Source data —
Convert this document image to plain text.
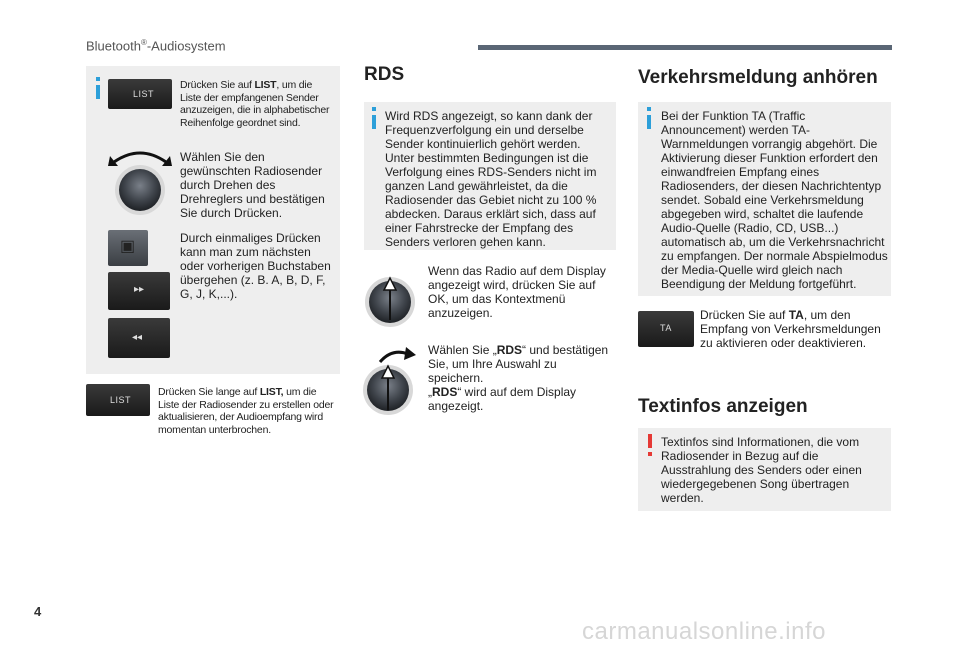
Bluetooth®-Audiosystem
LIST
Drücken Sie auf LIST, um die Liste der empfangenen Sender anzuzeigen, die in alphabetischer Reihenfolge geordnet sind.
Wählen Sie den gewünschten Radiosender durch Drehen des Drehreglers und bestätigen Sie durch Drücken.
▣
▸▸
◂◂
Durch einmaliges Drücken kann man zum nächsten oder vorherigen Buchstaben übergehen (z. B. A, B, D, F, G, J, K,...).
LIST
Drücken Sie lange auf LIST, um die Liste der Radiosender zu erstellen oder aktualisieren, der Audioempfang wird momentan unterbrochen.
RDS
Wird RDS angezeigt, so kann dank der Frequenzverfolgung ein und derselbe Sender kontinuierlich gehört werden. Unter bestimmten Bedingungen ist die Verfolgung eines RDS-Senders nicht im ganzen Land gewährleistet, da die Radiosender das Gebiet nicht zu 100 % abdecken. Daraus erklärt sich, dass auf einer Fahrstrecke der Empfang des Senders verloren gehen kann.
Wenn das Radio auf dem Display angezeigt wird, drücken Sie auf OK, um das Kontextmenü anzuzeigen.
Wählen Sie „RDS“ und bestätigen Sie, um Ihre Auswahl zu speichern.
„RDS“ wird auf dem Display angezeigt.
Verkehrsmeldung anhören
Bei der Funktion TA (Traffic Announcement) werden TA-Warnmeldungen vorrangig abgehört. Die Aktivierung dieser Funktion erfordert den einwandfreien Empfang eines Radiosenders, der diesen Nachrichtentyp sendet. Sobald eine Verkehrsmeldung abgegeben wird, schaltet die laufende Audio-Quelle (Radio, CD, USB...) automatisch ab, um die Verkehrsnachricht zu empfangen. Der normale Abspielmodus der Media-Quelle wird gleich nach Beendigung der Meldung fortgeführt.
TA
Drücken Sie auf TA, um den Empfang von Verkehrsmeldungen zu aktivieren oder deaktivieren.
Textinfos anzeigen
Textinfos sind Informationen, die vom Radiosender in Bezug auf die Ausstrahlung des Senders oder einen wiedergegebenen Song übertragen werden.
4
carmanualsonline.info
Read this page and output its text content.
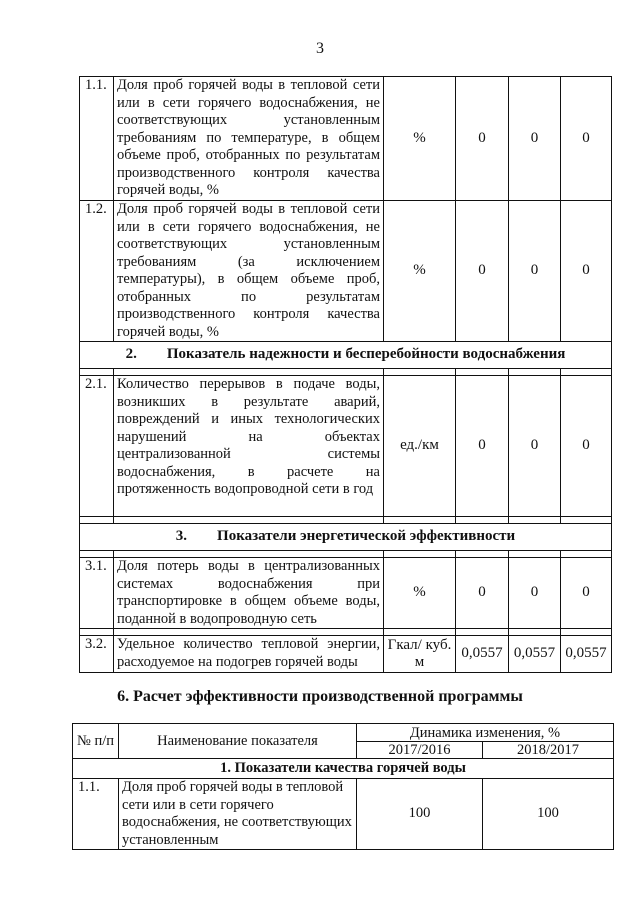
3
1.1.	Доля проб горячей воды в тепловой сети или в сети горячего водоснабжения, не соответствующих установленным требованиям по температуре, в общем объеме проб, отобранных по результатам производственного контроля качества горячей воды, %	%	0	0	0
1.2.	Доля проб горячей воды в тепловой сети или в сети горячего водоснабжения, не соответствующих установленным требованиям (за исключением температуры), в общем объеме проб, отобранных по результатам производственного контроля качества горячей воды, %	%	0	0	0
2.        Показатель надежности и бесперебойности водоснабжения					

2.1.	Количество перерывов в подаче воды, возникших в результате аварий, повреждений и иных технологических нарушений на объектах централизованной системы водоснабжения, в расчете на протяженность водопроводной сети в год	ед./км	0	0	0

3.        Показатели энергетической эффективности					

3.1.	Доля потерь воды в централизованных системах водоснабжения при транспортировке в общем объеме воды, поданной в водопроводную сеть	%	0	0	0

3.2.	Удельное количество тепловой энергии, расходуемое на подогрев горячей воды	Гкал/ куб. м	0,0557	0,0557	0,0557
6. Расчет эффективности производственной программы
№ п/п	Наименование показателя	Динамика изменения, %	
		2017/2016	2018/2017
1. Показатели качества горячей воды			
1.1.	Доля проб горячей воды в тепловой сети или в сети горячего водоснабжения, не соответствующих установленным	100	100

--

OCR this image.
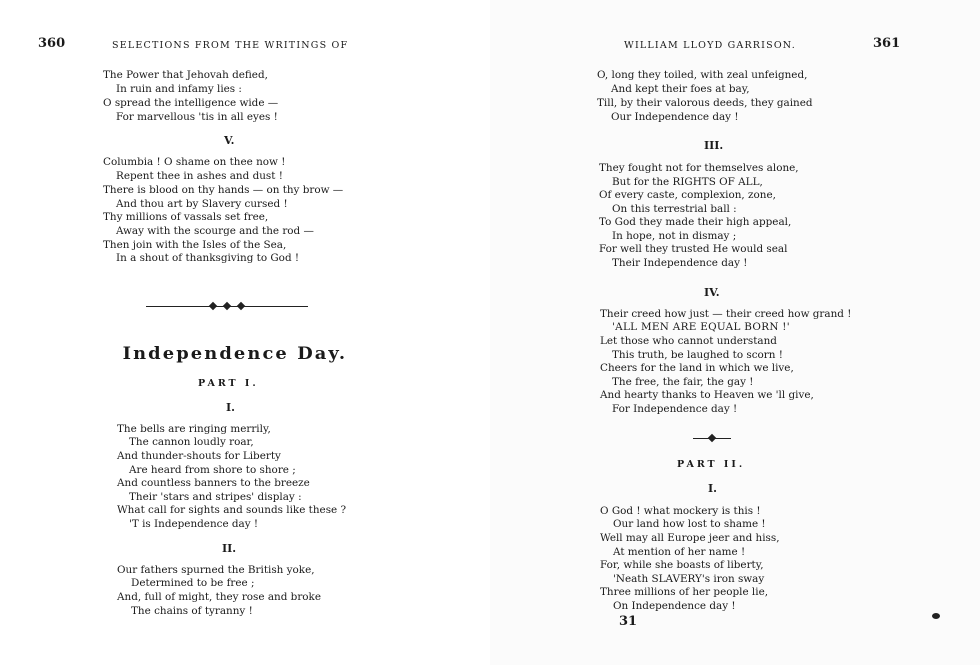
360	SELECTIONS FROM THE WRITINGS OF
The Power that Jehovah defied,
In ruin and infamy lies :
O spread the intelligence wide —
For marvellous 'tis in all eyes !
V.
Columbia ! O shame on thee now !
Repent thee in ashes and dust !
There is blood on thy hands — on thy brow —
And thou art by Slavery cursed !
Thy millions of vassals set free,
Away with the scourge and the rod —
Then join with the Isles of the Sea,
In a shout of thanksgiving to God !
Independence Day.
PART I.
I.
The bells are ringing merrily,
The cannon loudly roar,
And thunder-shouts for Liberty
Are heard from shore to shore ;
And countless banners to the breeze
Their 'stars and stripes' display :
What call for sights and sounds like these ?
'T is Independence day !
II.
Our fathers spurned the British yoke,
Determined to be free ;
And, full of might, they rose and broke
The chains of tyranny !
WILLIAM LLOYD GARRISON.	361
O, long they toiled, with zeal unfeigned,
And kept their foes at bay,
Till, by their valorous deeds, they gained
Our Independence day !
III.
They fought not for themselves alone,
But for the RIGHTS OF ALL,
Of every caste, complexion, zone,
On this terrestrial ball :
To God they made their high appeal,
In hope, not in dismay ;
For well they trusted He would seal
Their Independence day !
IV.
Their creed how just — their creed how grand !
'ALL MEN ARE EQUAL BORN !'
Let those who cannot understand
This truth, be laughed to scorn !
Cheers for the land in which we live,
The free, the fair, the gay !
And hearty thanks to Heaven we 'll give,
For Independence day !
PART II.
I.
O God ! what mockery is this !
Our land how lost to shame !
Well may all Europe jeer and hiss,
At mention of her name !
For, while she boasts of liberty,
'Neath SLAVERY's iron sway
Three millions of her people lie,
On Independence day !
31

* * *

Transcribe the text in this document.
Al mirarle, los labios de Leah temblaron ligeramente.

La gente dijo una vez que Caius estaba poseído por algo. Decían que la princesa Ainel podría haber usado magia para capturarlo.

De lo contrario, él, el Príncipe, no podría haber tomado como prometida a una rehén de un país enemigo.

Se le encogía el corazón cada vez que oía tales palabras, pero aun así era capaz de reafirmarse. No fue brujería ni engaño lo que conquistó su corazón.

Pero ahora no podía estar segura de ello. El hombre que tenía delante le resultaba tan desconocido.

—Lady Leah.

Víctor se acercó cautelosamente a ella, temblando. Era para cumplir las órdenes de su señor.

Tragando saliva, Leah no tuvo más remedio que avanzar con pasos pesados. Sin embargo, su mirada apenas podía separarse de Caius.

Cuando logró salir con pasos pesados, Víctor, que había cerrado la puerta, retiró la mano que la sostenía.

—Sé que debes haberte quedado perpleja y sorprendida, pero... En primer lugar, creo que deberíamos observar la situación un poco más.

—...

Do this — List all lines in the material containing the string "воды".

Task solution —
1.1.	Доля проб горячей воды в тепловой сети или в сети горячего водоснабжения, не соответствующих установленным требованиям по температуре, в общем объеме проб, отобранных по результатам производственного контроля качества горячей воды, %	%	0	0	0
1.2.	Доля проб горячей воды в тепловой сети или в сети горячего водоснабжения, не соответствующих установленным требованиям (за исключением температуры), в общем объеме проб, отобранных по результатам производственного контроля качества горячей воды, %	%	0	0	0
2.1.	Количество перерывов в подаче воды, возникших в результате аварий, повреждений и иных технологических нарушений на объектах централизованной системы водоснабжения, в расчете на протяженность водопроводной сети в год	ед./км	0	0	0
3.1.	Доля потерь воды в централизованных системах водоснабжения при транспортировке в общем объеме воды, поданной в водопроводную сеть	%	0	0	0
3.2.	Удельное количество тепловой энергии, расходуемое на подогрев горячей воды	Гкал/ куб. м	0,0557	0,0557	0,0557
1. Показатели качества горячей воды			
1.1.	Доля проб горячей воды в тепловой сети или в сети горячего водоснабжения, не соответствующих установленным	100	100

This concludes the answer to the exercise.